### Information supplied
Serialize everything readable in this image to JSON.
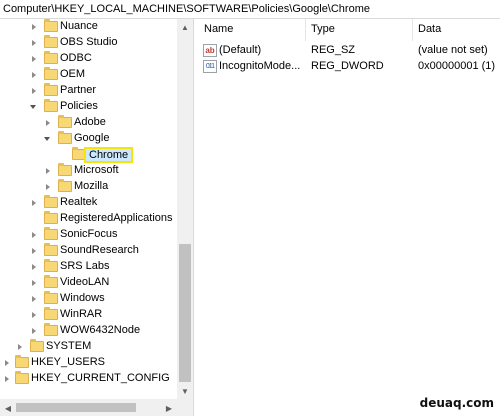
{
  "address_bar": {
    "path": "Computer\\HKEY_LOCAL_MACHINE\\SOFTWARE\\Policies\\Google\\Chrome"
  },
  "tree": {
    "items": [
      {
        "label": "Nuance",
        "state": "collapsed"
      },
      {
        "label": "OBS Studio",
        "state": "collapsed"
      },
      {
        "label": "ODBC",
        "state": "collapsed"
      },
      {
        "label": "OEM",
        "state": "collapsed"
      },
      {
        "label": "Partner",
        "state": "collapsed"
      },
      {
        "label": "Policies",
        "state": "expanded"
      },
      {
        "label": "Adobe",
        "state": "collapsed"
      },
      {
        "label": "Google",
        "state": "expanded"
      },
      {
        "label": "Chrome",
        "state": "selected"
      },
      {
        "label": "Microsoft",
        "state": "collapsed"
      },
      {
        "label": "Mozilla",
        "state": "collapsed"
      },
      {
        "label": "Realtek",
        "state": "collapsed"
      },
      {
        "label": "RegisteredApplications",
        "state": "none"
      },
      {
        "label": "SonicFocus",
        "state": "collapsed"
      },
      {
        "label": "SoundResearch",
        "state": "collapsed"
      },
      {
        "label": "SRS Labs",
        "state": "collapsed"
      },
      {
        "label": "VideoLAN",
        "state": "collapsed"
      },
      {
        "label": "Windows",
        "state": "collapsed"
      },
      {
        "label": "WinRAR",
        "state": "collapsed"
      },
      {
        "label": "WOW6432Node",
        "state": "collapsed"
      },
      {
        "label": "SYSTEM",
        "state": "collapsed"
      },
      {
        "label": "HKEY_USERS",
        "state": "collapsed"
      },
      {
        "label": "HKEY_CURRENT_CONFIG",
        "state": "collapsed"
      }
    ]
  },
  "list": {
    "columns": {
      "name": "Name",
      "type": "Type",
      "data": "Data"
    },
    "rows": [
      {
        "icon": "string-value-icon",
        "icon_glyph": "ab",
        "name": "(Default)",
        "type": "REG_SZ",
        "data": "(value not set)"
      },
      {
        "icon": "dword-value-icon",
        "icon_glyph": "011",
        "name": "IncognitoMode...",
        "type": "REG_DWORD",
        "data": "0x00000001 (1)"
      }
    ]
  },
  "scrollbars": {
    "up_arrow": "▲",
    "down_arrow": "▼",
    "left_arrow": "◀",
    "right_arrow": "▶"
  },
  "watermark": {
    "text": "deuaq.com"
  },
  "colors": {
    "selection": "#cce8ff",
    "highlight_border": "#f5e50a",
    "folder": "#f8d775"
  }
}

### What is being asked
Pull out every line of the records above that contains the word "Chrome".

### Written answer
    "path": "Computer\\HKEY_LOCAL_MACHINE\\SOFTWARE\\Policies\\Google\\Chrome"
        "label": "Chrome",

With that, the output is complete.